Tarea: Continúa el texto sobre la historia del alambrado en la pampa a partir de su última oración.

Fragmento del texto:
----------------------------------------

							Sbarra, publicado por primera vez en 1955 y 
							reeditado por la empresa Acindar hace poco tiempo. 
							Se trata de una "biografía del alambrado", según las 
							palabras del autor. La obra aporta datos curiosos 
							sobre la evolución del negocio ganadero en una pampa 
							que empezaba a ponerse en orden, tal como pretendía 
							Domingo F. Sarmiento. "Gasten lo que sea necesario y 
							hagan estable su fortuna... ¡Cerquen, no sean 
							bárbaros!", había dicho en El Nacional. La estancia 
							abierta, con la consecuente dispersión del ganado y 
							el robo del mismo por parte de unos y otros, con la 
							excusa o la justificación de tratarse de marcas 
							desconocidas, era el extremo contrario de la 
							civilización que Sarmiento promovía. 
							Organización del espacio 
							
							Valiéndose de documentación de 
							época, Sbarra traza una línea de tiempo que incluye 
							los rincones o rinconadas -en los que se retenía a 
							los animales gracias a barreras naturales-, la 
							zanja, la pirca, los cercos vivos y, finalmente, el 
							alambrado y los postes, mejora gracias a la cual la 
							producción se convirtió en una verdadera industria.

----------------------------------------

Entradas de datos recopiladas:
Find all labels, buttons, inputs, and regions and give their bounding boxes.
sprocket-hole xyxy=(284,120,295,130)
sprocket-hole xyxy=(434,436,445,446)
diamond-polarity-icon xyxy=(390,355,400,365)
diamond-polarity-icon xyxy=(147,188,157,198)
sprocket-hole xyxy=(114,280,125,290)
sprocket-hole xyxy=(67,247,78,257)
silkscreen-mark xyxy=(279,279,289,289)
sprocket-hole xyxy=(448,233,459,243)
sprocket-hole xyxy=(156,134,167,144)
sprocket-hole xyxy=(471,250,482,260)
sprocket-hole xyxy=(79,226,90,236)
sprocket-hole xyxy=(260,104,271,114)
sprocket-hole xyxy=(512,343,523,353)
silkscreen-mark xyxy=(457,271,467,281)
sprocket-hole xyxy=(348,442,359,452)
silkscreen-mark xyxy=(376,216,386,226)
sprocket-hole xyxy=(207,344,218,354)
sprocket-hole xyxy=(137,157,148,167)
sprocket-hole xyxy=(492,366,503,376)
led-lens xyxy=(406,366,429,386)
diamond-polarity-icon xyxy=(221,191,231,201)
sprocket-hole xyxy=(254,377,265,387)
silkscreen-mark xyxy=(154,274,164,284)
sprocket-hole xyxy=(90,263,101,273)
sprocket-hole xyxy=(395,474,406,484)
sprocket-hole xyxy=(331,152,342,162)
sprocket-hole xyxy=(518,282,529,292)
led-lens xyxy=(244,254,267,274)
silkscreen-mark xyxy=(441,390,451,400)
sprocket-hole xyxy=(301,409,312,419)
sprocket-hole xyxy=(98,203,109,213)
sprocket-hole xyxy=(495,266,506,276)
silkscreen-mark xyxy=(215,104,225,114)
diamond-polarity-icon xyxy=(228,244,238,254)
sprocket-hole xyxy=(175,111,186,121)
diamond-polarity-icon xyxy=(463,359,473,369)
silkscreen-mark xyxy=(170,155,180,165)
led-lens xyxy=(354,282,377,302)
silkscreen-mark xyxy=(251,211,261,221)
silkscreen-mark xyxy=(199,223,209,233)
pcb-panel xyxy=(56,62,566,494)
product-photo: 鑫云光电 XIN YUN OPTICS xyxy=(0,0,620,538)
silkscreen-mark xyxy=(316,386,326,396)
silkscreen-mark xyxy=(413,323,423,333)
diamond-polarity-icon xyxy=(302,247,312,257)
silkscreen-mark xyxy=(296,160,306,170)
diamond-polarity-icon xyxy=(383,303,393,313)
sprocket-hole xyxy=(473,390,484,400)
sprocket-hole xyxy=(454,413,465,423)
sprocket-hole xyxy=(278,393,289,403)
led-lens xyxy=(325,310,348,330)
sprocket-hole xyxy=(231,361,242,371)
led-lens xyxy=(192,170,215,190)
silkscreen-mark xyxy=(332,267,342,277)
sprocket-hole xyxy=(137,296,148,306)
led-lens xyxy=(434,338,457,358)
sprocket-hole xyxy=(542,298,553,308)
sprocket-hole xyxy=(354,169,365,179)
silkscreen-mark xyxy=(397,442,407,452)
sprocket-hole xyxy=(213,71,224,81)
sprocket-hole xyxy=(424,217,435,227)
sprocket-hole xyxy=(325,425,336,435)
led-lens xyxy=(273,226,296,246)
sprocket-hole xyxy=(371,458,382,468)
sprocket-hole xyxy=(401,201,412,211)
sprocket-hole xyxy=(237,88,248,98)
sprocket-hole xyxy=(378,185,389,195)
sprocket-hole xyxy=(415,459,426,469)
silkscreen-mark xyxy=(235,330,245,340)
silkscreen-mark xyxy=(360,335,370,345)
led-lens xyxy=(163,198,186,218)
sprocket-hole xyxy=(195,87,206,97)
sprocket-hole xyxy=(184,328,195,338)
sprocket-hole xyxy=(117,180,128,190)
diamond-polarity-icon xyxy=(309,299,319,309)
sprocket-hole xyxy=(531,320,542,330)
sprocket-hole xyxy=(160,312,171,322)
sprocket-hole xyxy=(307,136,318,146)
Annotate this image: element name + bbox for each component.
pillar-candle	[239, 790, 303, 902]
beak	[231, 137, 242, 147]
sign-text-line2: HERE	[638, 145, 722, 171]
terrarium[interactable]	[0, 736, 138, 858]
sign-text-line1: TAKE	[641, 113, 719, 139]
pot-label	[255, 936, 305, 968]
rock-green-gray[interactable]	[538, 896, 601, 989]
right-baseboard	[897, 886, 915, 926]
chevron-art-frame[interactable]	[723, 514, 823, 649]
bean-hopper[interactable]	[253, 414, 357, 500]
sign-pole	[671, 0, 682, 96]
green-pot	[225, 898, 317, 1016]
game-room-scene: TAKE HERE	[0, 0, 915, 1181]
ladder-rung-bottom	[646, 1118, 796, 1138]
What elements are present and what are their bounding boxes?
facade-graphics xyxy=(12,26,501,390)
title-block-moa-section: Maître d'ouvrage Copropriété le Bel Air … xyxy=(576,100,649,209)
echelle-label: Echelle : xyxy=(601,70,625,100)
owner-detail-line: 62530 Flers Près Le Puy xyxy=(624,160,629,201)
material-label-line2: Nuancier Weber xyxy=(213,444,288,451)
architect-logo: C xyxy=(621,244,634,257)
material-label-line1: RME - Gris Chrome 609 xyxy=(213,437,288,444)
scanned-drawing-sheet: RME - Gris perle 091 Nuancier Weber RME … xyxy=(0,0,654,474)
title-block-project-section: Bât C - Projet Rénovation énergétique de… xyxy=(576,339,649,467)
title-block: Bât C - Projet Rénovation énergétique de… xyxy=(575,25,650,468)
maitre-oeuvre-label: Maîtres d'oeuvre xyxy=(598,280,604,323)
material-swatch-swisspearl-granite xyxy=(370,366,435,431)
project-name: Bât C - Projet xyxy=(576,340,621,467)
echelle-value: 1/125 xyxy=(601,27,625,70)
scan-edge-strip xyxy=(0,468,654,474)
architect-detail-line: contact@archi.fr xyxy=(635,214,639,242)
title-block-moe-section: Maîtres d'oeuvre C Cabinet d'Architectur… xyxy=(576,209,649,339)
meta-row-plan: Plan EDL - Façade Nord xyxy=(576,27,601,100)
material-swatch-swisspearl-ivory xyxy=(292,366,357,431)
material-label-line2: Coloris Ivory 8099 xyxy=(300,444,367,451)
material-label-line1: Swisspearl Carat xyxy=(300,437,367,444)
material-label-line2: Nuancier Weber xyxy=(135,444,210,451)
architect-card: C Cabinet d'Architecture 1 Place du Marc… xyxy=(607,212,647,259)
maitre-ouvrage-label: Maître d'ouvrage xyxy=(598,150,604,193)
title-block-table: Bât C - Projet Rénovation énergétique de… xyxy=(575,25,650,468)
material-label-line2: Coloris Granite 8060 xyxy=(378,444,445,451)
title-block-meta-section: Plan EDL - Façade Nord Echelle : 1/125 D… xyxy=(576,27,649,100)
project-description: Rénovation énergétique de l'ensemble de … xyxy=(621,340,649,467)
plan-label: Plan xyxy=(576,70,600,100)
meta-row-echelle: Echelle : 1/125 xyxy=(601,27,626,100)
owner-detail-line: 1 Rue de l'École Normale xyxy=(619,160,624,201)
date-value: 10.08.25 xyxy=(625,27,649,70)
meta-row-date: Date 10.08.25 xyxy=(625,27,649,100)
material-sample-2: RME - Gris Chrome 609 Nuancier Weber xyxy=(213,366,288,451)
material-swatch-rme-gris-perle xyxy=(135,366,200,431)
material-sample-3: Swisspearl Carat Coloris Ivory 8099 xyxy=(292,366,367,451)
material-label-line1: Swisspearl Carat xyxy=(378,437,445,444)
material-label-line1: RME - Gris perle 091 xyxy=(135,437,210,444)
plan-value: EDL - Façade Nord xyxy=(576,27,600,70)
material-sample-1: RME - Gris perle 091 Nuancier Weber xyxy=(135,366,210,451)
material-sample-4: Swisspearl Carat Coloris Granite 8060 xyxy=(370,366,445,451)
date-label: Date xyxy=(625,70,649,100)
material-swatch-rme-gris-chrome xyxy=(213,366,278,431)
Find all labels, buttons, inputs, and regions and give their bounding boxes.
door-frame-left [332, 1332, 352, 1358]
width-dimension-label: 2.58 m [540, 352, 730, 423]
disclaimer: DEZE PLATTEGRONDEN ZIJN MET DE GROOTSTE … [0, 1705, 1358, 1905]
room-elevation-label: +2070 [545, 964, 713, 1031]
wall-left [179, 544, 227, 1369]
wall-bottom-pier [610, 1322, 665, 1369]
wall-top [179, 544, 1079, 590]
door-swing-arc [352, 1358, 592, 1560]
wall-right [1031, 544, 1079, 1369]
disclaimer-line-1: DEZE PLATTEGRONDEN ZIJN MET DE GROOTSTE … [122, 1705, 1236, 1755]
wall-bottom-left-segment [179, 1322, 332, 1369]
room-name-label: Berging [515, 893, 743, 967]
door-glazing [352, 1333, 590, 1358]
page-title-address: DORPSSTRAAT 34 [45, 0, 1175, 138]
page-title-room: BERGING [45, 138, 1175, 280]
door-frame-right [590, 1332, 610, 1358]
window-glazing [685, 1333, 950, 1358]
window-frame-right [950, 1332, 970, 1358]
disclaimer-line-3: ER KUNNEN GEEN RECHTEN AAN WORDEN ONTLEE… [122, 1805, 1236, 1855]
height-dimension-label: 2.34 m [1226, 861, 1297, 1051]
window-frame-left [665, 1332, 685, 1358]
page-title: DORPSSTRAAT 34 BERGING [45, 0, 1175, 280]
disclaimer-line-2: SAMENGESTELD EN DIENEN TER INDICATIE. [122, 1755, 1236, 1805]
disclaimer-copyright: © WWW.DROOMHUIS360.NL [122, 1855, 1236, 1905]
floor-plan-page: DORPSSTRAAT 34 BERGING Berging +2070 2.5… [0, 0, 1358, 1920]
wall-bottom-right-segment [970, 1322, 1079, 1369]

----------------------------------------

Respuesta:
							Sin ese adelanto no hubiera sido posible proveer de 
							carnes y cereales a los mercados externos. Sin 
							embargo, la delimitación de la propiedad y de las 
							áreas de trabajo fue sólo un aspecto del cambio 
							radical que vino con el alambrado. También se 
							modificaba la manera en que los hombres se 
							apropiaban del paisaje, sobre todo aquellos que 
							"cortaban campo" donde querían para llevar la 
							hacienda a destino. "Yo soy criollo de estos campos 
							-había dicho el gaucho por todo argumento- y no hay 
							derecho a cerrar el camino que conozco desde los 
							tiempos de Catriel. Abran el cerco que quiero pasar 
							con mi tropilla", relata Edmundo Wernicke en 
							Memorias de un portón de estancia. El episodio había 
							sido protagonizado en 1884 por un gaucho y un 
							alambrador vasco que le dio muerte porque aquél se 
							negaba a hacer una legua y media más para llegar a 
							la tranquera y pretendía que él cortara el alambre 
							recién tendido. 
							Este es un solo un ejemplo de la 
							infinidad de conflictos que provocó la introducción 
							del alambrado. De hecho, hubo legislación que 
							intentó evitar los abusos de algunos propietarios 
							que cerraban caminos para incorporarlos a sus campos 
							o los estrechaban para aumentar su superficie.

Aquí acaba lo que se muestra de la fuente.